#### Instructions for the task:
Every line of the data that contains the string "ylabel" must be copied.
━━ Data extract ━━
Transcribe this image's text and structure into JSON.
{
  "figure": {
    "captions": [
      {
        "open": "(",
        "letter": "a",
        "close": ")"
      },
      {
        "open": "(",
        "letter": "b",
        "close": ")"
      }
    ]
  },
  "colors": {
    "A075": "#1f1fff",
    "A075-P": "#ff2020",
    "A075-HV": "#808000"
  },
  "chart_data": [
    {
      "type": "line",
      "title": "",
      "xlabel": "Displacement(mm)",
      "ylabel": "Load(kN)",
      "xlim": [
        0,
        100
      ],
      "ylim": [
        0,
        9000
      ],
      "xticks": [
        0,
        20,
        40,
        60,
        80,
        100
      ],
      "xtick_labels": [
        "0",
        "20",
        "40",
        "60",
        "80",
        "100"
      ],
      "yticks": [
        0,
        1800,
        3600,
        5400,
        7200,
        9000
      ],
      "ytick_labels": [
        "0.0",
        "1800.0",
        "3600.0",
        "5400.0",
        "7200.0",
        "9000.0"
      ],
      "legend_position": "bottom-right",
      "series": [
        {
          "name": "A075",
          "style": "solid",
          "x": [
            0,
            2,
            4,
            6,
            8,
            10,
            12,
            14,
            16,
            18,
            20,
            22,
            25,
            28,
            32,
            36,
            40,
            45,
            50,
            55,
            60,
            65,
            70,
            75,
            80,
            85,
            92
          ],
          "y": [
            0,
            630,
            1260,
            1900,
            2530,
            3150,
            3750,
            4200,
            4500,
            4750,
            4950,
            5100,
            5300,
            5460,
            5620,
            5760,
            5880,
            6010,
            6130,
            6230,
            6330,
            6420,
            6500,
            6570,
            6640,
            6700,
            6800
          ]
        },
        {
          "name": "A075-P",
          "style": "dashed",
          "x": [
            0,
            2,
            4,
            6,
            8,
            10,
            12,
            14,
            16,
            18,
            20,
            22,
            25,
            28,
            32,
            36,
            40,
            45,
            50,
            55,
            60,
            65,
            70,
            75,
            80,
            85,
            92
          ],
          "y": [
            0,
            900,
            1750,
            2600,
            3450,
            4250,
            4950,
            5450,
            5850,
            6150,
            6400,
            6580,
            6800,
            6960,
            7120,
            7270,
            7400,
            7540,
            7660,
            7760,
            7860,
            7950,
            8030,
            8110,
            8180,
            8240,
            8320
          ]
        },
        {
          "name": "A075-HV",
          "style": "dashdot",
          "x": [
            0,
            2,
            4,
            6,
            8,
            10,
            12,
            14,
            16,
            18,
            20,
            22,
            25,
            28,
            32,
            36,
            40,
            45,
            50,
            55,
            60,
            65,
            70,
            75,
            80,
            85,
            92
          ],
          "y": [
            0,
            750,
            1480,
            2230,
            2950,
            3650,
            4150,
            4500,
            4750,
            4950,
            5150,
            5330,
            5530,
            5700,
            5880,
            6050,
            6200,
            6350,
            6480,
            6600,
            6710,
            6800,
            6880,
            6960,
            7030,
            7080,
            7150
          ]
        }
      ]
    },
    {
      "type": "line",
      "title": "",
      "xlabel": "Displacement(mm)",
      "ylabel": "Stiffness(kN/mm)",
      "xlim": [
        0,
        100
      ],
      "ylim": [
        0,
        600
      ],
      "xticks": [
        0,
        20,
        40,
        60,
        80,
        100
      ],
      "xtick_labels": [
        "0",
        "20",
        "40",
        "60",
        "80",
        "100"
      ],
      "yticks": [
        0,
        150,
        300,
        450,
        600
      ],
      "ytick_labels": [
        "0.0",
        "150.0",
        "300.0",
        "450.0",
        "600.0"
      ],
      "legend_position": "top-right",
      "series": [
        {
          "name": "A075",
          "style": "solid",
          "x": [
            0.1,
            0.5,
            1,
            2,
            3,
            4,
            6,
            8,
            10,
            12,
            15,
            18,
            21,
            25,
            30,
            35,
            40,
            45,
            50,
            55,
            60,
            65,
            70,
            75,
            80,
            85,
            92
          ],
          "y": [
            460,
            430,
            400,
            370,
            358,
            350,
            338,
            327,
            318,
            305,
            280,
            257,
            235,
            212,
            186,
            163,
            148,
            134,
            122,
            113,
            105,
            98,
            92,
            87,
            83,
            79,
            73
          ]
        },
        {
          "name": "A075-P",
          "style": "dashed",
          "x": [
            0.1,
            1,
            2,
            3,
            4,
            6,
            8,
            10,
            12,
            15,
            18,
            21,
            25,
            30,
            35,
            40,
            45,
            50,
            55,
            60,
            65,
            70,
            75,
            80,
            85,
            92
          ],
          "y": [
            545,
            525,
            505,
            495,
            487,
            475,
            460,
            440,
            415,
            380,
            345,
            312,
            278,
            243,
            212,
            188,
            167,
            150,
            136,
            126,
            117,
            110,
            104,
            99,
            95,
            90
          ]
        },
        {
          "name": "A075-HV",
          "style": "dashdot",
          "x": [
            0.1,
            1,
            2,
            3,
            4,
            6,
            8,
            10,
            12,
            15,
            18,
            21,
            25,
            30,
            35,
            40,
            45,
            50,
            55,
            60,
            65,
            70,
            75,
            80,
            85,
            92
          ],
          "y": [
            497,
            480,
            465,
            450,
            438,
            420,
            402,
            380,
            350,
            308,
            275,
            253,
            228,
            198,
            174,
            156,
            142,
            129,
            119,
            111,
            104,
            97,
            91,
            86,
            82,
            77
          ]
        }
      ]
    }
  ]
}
━━━
#### Worked solution:
      "ylabel": "Load(kN)",
      "ylabel": "Stiffness(kN/mm)",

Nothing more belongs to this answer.